*Task directions*
Return each line of the records holding the string "subtitle".

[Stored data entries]
[BEGIN]
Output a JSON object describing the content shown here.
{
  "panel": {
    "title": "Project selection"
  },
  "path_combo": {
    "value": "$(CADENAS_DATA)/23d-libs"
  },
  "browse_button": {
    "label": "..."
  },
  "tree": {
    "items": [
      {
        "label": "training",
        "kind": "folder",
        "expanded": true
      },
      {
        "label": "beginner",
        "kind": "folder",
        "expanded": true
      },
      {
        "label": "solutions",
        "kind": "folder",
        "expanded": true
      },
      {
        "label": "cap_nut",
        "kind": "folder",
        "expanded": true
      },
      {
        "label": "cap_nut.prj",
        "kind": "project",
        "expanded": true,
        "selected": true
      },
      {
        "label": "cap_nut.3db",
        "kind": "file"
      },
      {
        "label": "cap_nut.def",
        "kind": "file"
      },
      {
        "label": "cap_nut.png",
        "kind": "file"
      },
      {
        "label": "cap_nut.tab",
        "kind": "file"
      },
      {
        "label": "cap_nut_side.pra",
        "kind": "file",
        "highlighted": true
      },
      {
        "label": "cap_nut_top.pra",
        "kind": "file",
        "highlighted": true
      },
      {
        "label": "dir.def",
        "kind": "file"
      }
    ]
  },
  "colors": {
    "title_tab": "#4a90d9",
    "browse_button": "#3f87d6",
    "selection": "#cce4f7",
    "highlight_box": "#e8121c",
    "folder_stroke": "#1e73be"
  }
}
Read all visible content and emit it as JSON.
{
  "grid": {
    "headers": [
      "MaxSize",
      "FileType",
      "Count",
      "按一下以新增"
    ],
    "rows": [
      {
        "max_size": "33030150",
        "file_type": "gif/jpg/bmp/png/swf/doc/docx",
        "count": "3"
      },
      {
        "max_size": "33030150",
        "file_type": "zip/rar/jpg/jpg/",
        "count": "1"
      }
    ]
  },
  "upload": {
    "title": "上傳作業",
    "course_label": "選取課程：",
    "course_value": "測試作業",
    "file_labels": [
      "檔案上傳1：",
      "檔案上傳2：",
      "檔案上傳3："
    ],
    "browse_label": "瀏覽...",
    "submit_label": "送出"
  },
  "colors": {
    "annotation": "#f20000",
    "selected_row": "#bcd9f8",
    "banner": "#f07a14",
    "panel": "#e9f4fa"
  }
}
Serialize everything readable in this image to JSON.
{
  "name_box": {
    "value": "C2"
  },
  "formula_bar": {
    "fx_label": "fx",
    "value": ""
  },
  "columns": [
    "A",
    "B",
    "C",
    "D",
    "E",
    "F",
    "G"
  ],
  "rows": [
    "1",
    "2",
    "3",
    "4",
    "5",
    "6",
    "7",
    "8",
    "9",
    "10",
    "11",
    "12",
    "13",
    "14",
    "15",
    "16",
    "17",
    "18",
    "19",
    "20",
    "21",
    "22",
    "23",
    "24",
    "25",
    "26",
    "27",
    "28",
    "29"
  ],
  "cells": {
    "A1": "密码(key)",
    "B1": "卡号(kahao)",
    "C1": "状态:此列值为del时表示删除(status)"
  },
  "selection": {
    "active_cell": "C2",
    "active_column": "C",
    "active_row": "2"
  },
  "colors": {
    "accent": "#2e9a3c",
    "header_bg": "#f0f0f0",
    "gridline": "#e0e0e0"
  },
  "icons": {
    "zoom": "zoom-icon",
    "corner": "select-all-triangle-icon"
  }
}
[END]
[BEGIN]
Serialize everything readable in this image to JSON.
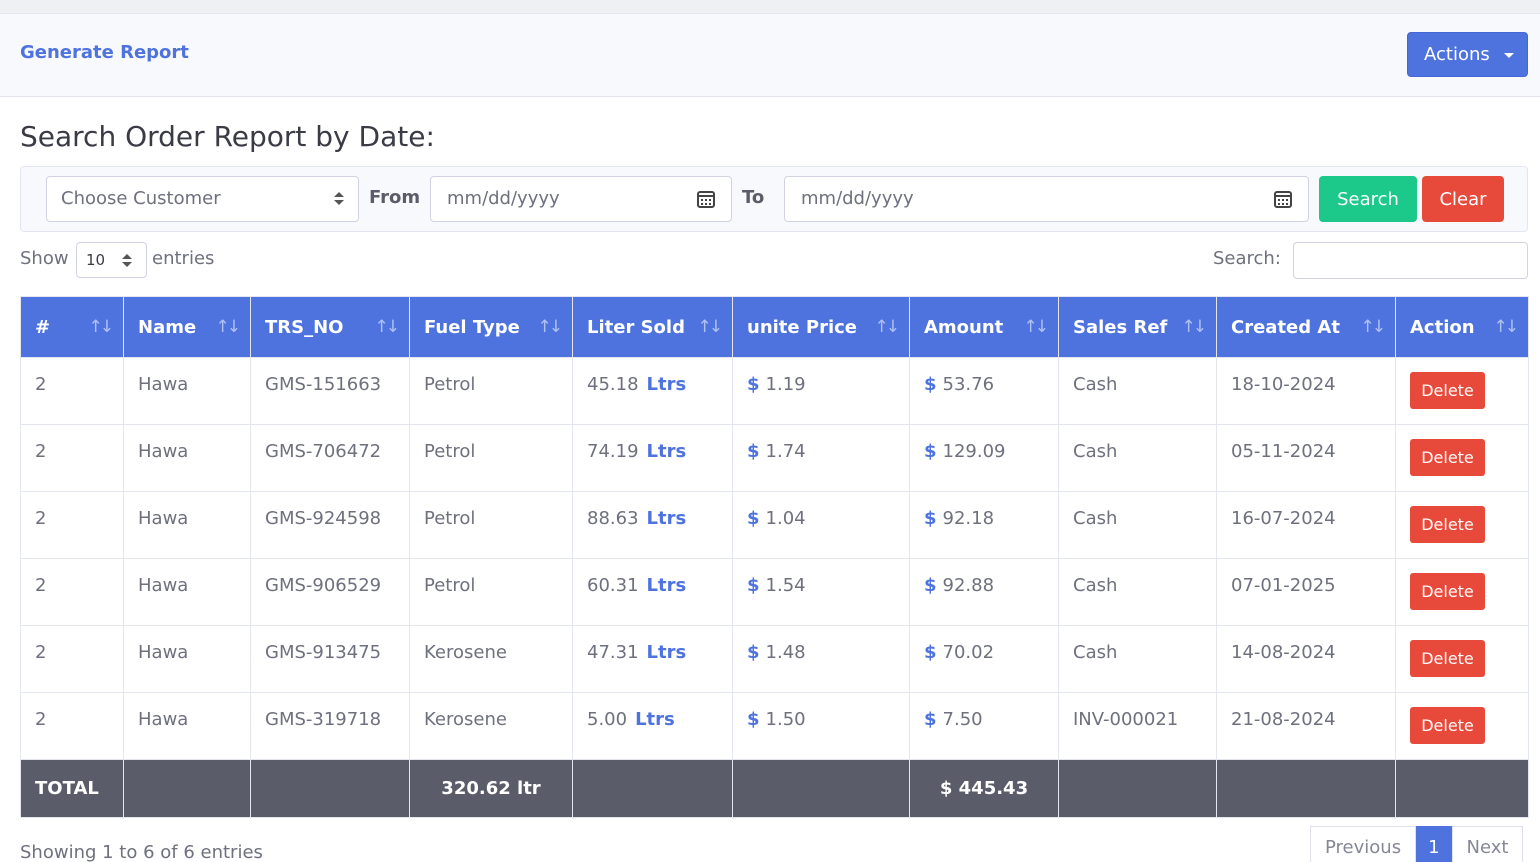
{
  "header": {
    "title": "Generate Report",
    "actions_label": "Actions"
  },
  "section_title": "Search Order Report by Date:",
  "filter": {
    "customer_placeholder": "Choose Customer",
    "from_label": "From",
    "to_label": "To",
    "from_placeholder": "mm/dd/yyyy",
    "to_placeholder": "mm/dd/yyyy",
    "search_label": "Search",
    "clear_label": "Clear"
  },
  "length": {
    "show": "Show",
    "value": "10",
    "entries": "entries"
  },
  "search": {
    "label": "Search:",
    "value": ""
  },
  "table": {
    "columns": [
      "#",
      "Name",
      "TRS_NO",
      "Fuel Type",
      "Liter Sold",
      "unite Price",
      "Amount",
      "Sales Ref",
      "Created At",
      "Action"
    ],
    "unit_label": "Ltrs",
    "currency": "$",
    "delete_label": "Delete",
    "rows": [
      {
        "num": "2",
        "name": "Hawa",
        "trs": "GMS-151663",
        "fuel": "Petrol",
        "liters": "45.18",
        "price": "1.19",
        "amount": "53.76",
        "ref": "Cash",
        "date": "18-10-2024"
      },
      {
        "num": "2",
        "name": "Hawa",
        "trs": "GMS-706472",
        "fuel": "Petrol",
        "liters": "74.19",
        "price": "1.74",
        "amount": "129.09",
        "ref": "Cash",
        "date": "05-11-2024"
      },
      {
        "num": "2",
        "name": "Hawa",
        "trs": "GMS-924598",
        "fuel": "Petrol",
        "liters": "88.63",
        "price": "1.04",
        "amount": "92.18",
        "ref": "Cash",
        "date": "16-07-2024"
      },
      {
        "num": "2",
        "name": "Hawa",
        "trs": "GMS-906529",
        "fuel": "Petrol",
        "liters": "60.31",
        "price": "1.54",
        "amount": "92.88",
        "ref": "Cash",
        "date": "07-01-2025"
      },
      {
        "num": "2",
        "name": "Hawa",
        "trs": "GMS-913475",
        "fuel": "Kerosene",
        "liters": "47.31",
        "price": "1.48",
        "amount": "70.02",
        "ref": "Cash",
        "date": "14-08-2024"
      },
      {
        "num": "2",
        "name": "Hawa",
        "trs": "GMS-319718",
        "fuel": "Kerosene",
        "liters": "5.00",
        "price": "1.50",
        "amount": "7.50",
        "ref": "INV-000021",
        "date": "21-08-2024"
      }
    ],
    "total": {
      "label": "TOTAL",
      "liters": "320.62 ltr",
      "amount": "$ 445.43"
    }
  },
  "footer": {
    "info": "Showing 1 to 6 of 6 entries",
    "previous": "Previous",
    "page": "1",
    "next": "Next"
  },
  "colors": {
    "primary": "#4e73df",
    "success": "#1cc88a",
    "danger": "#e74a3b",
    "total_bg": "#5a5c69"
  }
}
[END]
[BEGIN]
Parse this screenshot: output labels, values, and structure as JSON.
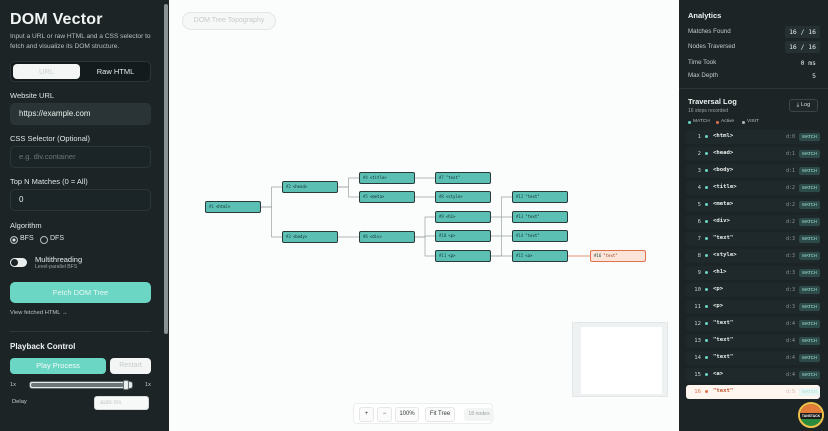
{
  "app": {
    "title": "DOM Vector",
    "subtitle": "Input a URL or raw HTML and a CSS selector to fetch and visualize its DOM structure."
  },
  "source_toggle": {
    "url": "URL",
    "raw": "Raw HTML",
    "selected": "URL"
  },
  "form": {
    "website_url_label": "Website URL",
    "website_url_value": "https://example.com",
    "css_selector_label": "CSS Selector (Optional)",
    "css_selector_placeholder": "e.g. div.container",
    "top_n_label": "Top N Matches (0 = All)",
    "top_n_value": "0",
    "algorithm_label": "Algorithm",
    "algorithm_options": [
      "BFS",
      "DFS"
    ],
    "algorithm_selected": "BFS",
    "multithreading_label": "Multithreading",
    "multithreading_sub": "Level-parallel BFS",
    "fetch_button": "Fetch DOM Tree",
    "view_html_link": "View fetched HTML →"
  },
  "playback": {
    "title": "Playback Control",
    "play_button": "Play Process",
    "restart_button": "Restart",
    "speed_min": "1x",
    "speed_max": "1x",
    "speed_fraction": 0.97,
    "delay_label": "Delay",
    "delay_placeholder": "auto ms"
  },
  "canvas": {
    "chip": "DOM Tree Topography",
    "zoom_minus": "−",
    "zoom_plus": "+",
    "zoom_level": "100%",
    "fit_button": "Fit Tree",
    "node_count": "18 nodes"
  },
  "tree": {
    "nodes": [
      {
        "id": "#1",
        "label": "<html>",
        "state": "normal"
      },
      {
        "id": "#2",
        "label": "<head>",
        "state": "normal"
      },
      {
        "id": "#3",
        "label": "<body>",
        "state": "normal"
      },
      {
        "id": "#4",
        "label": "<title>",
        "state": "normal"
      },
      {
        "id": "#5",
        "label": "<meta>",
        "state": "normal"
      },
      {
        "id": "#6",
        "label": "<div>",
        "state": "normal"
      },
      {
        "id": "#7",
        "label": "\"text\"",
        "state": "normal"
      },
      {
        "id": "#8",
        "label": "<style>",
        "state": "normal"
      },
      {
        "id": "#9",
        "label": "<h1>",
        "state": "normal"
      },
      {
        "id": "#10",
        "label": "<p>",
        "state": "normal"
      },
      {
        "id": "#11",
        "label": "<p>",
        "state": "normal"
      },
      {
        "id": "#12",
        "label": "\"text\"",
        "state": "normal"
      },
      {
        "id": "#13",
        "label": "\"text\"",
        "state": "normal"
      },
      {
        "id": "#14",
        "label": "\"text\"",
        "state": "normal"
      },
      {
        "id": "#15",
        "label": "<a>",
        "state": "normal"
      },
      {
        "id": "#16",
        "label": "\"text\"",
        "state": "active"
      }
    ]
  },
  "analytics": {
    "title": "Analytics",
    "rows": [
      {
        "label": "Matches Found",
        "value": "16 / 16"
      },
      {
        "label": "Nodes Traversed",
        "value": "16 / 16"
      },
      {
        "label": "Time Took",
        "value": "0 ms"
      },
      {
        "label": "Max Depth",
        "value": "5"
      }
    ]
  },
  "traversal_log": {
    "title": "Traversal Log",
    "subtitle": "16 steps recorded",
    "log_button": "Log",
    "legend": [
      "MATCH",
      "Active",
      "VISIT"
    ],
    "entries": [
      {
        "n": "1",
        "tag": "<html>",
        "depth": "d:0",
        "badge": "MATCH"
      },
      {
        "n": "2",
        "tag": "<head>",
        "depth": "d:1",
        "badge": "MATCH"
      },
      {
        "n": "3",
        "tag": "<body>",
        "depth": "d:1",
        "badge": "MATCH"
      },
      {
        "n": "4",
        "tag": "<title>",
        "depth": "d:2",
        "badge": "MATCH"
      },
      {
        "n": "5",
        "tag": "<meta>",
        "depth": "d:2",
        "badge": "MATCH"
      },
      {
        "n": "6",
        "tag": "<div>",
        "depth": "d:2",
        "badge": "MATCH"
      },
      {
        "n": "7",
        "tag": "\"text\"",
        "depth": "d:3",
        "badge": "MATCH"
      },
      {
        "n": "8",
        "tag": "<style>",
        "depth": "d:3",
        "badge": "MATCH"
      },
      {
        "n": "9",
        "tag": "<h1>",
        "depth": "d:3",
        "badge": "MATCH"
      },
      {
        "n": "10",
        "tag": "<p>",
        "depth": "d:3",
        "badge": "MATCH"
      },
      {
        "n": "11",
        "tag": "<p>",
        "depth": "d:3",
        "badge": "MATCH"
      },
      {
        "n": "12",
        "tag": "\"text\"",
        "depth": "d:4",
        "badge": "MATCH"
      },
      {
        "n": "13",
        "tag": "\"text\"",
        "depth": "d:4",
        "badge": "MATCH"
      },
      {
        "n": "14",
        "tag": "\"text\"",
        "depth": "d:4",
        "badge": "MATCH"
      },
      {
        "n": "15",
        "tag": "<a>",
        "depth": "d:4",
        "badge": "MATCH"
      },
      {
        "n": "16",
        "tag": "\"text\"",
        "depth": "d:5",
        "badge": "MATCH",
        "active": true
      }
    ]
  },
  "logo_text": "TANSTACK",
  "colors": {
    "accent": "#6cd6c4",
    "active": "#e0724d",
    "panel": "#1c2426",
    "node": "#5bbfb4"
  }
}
[END]
*Answer*
    "subtitle": "Input a URL or raw HTML and a CSS selector to fetch and visualize its DOM structure."
    "subtitle": "16 steps recorded",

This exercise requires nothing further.